**WORK TO DO:** The entire listing is to be repeated verbatim.

Extracted data entries:
=====

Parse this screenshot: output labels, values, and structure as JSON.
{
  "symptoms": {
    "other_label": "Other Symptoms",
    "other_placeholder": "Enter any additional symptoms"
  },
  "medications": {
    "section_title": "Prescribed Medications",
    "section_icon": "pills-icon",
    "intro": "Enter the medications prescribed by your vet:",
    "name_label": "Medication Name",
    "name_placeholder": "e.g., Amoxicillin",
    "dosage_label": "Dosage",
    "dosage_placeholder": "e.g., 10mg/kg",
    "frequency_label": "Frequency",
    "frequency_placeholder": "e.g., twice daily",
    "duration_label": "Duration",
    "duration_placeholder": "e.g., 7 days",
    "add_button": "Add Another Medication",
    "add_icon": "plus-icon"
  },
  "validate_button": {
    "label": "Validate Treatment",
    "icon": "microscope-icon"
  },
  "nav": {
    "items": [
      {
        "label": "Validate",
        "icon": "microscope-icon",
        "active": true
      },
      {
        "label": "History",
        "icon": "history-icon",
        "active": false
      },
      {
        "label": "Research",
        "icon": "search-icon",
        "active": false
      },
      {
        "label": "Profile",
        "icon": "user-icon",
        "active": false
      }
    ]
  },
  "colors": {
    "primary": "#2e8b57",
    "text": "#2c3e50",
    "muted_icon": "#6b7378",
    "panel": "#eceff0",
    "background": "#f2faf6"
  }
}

=====

**WORKED SOLUTION:**
Parse this screenshot: output labels, values, and structure as JSON.
{
  "symptoms": {
    "other_label": "Other Symptoms",
    "other_placeholder": "Enter any additional symptoms"
  },
  "medications": {
    "section_title": "Prescribed Medications",
    "section_icon": "pills-icon",
    "intro": "Enter the medications prescribed by your vet:",
    "name_label": "Medication Name",
    "name_placeholder": "e.g., Amoxicillin",
    "dosage_label": "Dosage",
    "dosage_placeholder": "e.g., 10mg/kg",
    "frequency_label": "Frequency",
    "frequency_placeholder": "e.g., twice daily",
    "duration_label": "Duration",
    "duration_placeholder": "e.g., 7 days",
    "add_button": "Add Another Medication",
    "add_icon": "plus-icon"
  },
  "validate_button": {
    "label": "Validate Treatment",
    "icon": "microscope-icon"
  },
  "nav": {
    "items": [
      {
        "label": "Validate",
        "icon": "microscope-icon",
        "active": true
      },
      {
        "label": "History",
        "icon": "history-icon",
        "active": false
      },
      {
        "label": "Research",
        "icon": "search-icon",
        "active": false
      },
      {
        "label": "Profile",
        "icon": "user-icon",
        "active": false
      }
    ]
  },
  "colors": {
    "primary": "#2e8b57",
    "text": "#2c3e50",
    "muted_icon": "#6b7378",
    "panel": "#eceff0",
    "background": "#f2faf6"
  }
}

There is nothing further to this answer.